Output exactly, please, the lines of the records below from the one containing "Convert this screenshot" through the final line.

───── Excerpted records ─────

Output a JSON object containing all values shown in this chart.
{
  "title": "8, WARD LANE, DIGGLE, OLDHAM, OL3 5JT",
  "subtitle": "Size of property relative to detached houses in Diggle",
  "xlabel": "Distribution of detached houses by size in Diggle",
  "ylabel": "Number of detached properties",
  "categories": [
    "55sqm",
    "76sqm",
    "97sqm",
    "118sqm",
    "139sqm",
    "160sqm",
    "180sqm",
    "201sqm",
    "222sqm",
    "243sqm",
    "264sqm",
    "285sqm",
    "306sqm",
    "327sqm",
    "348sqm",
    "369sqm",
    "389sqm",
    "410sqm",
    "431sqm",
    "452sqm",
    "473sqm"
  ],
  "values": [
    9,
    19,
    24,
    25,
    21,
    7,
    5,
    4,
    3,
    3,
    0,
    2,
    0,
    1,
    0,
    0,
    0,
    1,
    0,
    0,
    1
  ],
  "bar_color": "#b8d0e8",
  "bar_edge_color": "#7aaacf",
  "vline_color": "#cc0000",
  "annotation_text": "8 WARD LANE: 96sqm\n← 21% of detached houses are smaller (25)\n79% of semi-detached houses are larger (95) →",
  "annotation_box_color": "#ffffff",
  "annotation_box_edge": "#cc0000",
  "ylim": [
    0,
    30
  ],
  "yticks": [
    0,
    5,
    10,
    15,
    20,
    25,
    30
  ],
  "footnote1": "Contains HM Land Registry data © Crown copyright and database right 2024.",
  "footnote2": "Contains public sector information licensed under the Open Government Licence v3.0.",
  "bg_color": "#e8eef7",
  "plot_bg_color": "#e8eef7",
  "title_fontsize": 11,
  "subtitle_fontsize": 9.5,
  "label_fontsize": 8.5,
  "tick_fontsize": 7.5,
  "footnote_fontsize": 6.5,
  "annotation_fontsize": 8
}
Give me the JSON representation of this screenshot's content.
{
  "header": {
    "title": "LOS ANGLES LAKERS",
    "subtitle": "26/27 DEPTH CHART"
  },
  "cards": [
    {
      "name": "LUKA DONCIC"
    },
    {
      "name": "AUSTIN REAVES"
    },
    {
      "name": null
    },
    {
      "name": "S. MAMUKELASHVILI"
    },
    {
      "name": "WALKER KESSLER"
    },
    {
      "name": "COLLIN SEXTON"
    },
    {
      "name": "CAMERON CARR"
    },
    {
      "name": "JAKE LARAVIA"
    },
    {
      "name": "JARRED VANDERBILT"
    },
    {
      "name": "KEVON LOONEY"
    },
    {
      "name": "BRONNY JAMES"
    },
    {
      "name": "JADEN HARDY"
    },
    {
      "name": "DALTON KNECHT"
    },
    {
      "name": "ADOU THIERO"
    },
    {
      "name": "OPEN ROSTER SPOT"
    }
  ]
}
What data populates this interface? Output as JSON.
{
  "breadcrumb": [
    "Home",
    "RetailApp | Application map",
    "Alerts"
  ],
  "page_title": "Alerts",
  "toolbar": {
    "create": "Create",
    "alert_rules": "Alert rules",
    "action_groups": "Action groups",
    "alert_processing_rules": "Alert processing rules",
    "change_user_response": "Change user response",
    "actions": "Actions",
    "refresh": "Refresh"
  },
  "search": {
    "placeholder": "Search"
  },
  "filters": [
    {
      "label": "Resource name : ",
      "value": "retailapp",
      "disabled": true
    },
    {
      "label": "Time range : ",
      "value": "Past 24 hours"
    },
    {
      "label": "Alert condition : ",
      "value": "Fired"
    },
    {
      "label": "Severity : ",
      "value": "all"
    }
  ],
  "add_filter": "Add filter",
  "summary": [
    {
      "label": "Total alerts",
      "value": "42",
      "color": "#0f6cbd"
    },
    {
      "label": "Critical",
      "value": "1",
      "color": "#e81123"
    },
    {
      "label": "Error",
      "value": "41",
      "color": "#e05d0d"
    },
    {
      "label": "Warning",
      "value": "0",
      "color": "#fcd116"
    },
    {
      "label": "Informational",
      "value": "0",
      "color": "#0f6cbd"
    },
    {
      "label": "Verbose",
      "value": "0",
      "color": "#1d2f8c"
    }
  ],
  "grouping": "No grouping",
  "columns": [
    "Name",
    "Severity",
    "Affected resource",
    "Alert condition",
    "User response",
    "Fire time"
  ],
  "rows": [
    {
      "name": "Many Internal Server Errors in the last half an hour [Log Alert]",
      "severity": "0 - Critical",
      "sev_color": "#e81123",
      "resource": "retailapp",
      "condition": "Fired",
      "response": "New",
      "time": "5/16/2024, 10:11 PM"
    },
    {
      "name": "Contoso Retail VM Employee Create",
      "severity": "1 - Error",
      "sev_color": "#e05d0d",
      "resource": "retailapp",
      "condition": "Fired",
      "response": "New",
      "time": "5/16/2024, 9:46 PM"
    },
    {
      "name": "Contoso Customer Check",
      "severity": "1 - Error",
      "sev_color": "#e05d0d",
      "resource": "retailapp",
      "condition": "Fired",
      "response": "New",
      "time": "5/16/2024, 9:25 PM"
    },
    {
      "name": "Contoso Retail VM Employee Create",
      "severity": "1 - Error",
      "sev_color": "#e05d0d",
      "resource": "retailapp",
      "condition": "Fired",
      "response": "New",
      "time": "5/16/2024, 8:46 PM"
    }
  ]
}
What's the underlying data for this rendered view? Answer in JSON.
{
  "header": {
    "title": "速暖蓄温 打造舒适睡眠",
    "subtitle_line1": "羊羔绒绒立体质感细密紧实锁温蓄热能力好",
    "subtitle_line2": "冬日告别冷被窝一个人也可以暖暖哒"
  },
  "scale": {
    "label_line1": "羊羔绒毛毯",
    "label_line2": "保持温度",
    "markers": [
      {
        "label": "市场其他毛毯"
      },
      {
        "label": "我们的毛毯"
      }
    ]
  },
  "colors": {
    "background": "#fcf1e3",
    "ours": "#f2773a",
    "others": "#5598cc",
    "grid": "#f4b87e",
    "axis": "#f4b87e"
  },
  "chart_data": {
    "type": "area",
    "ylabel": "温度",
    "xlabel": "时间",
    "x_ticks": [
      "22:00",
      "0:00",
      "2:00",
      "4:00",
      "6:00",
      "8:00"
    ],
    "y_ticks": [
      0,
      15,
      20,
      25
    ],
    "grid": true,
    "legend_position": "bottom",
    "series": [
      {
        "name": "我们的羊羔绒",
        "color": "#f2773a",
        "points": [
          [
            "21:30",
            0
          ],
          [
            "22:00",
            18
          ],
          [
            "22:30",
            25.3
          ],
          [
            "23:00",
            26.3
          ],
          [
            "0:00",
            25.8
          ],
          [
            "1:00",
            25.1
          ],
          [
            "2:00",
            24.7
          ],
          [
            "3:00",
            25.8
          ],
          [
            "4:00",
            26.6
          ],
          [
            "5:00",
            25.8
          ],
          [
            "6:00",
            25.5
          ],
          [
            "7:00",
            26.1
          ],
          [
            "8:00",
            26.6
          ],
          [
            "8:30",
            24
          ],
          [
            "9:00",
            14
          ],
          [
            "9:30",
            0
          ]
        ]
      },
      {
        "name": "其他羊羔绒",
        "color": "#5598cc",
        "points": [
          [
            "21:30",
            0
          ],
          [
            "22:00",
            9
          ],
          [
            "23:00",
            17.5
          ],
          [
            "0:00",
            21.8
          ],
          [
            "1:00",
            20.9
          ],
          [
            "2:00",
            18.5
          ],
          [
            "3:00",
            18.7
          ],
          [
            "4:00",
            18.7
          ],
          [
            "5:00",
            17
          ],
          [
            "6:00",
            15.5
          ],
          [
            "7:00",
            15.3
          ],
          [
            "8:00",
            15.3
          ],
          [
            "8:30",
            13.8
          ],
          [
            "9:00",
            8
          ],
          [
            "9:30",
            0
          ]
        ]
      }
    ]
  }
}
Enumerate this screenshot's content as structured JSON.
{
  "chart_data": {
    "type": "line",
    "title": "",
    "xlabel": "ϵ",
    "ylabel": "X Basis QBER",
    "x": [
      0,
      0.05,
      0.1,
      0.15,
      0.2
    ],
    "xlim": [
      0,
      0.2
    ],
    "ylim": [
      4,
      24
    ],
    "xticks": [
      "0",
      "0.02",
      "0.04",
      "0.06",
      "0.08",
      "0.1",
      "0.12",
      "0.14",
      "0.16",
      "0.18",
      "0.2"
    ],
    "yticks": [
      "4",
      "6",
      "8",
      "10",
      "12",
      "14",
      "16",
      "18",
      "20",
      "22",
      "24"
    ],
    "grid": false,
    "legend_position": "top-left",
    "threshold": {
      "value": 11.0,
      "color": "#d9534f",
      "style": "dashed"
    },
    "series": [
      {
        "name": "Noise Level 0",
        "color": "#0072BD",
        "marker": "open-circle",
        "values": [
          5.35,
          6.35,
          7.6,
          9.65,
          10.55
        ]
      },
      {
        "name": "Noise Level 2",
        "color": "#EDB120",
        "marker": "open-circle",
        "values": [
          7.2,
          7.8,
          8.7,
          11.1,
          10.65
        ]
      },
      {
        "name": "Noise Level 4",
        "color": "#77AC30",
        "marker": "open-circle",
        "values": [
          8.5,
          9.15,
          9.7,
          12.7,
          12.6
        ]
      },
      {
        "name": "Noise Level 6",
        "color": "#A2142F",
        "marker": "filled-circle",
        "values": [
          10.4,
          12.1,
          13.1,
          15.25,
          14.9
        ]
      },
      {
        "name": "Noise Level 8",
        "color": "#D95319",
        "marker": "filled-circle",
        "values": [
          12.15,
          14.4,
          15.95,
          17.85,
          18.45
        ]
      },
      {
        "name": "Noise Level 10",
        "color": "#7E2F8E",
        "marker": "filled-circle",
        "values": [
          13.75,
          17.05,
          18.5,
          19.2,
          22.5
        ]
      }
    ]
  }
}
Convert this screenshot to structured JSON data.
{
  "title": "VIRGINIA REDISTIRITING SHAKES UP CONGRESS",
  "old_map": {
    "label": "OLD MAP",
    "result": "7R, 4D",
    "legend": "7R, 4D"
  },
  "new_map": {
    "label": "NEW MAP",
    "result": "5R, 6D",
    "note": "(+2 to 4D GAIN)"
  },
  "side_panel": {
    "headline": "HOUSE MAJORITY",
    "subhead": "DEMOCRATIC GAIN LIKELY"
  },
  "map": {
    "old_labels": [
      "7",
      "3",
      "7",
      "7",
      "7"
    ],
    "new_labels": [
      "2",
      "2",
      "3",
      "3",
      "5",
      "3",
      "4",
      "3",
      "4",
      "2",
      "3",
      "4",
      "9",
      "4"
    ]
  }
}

─────

Right answer |
Convert this screenshot to structured JSON data.
{
  "title": "VIRGINIA REDISTIRITING SHAKES UP CONGRESS",
  "old_map": {
    "label": "OLD MAP",
    "result": "7R, 4D",
    "legend": "7R, 4D"
  },
  "new_map": {
    "label": "NEW MAP",
    "result": "5R, 6D",
    "note": "(+2 to 4D GAIN)"
  },
  "side_panel": {
    "headline": "HOUSE MAJORITY",
    "subhead": "DEMOCRATIC GAIN LIKELY"
  },
  "map": {
    "old_labels": [
      "7",
      "3",
      "7",
      "7",
      "7"
    ],
    "new_labels": [
      "2",
      "2",
      "3",
      "3",
      "5",
      "3",
      "4",
      "3",
      "4",
      "2",
      "3",
      "4",
      "9",
      "4"
    ]
  }
}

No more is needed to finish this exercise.